** Start Records for the exercise **

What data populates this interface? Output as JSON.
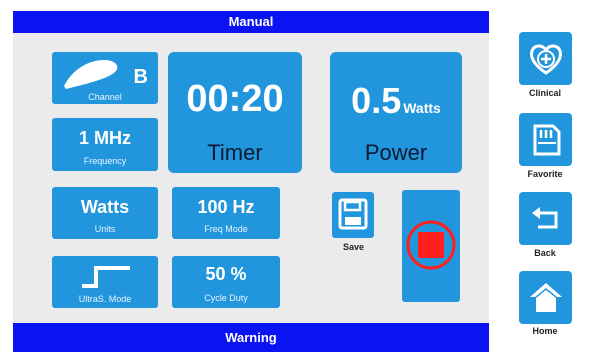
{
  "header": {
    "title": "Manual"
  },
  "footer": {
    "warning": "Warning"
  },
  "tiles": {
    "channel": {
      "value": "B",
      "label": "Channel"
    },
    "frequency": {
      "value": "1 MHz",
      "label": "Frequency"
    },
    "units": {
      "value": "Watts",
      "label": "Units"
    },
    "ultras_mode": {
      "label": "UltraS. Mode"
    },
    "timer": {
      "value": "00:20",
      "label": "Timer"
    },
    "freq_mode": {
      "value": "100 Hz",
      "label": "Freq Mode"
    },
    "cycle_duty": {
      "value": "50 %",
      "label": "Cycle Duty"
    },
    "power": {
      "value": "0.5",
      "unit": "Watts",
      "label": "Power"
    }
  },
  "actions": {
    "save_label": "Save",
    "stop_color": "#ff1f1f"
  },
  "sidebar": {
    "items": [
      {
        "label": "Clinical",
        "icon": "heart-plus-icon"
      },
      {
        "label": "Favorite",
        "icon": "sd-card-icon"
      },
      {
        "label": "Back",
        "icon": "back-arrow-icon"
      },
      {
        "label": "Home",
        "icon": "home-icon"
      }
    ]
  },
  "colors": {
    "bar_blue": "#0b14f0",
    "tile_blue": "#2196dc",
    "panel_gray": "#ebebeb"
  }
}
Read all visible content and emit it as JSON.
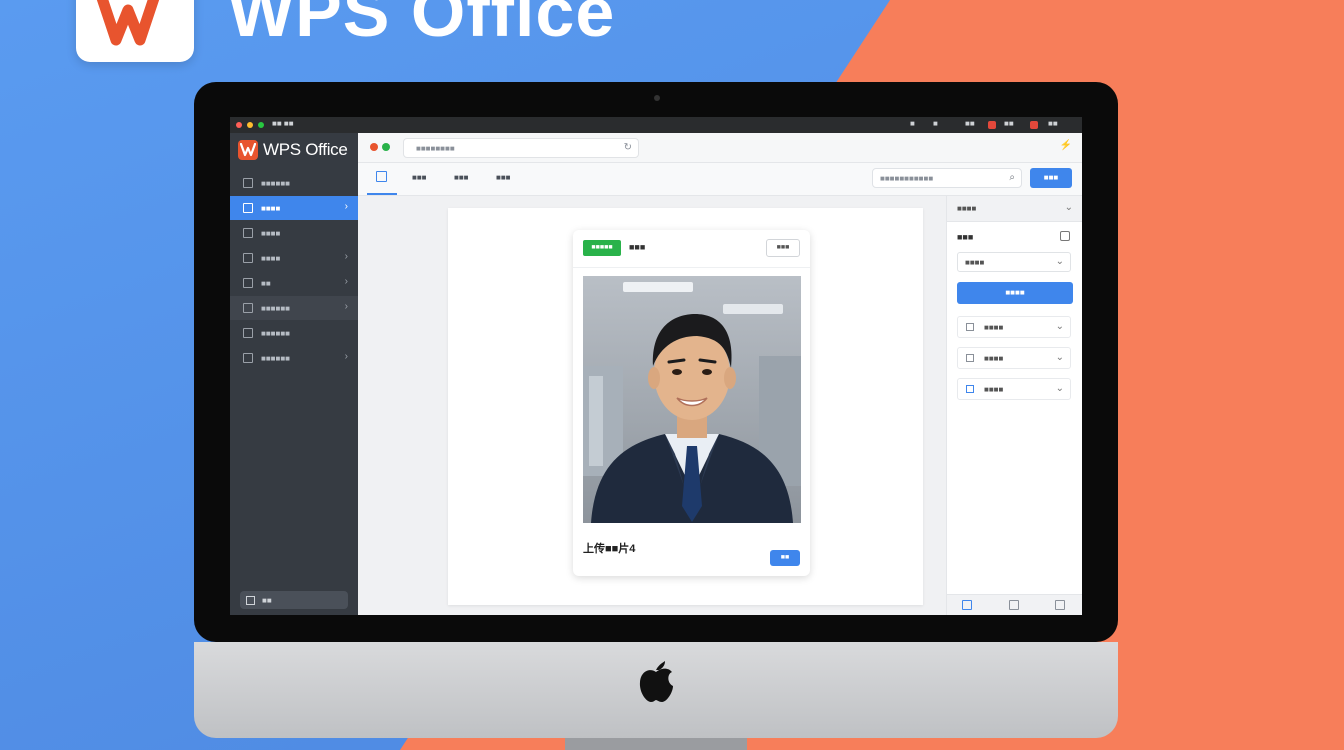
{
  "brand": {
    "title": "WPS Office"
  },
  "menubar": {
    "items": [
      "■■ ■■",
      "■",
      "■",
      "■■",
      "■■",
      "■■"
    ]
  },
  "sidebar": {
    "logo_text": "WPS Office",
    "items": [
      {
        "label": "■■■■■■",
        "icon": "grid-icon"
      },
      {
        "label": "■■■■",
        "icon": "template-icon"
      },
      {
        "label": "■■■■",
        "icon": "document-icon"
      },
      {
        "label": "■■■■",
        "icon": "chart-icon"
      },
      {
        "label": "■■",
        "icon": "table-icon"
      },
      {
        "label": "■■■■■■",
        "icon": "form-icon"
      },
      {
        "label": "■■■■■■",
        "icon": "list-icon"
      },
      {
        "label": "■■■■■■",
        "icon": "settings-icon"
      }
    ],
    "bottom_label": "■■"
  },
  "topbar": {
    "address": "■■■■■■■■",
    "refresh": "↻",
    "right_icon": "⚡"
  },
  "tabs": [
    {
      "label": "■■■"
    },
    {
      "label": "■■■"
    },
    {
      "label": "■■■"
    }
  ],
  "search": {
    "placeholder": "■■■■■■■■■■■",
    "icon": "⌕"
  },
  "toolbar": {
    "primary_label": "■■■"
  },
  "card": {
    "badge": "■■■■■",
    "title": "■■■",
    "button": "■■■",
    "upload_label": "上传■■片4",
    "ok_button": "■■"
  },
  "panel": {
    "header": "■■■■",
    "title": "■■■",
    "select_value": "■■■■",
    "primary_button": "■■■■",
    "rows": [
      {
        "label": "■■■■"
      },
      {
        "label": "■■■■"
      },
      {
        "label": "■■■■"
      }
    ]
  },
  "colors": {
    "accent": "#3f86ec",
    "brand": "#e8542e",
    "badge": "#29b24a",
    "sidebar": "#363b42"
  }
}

** End Records for the exercise **
** Start Records for the exercise **

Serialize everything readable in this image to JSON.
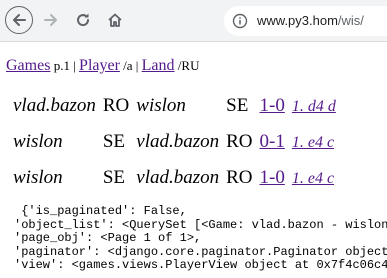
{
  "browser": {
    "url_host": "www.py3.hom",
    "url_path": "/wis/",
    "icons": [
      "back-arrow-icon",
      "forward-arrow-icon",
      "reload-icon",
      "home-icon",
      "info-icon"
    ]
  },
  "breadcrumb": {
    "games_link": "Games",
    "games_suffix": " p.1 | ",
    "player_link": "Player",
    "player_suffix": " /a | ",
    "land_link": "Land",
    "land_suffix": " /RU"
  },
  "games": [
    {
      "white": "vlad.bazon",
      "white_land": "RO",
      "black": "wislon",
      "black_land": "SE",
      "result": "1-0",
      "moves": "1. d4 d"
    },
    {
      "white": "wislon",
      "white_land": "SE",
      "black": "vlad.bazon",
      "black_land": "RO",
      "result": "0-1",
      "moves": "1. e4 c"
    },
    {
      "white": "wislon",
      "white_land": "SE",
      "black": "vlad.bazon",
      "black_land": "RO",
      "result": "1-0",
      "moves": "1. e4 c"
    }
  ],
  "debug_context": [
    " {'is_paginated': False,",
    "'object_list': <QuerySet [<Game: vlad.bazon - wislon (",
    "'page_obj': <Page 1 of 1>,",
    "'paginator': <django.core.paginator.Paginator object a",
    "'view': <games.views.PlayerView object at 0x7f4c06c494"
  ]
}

** End Records for the exercise **

What to do: Copy each line above that contains the word "vlad".

Expected answer:
      "white": "vlad.bazon",
      "black": "vlad.bazon",
      "black": "vlad.bazon",
    "'object_list': <QuerySet [<Game: vlad.bazon - wislon (",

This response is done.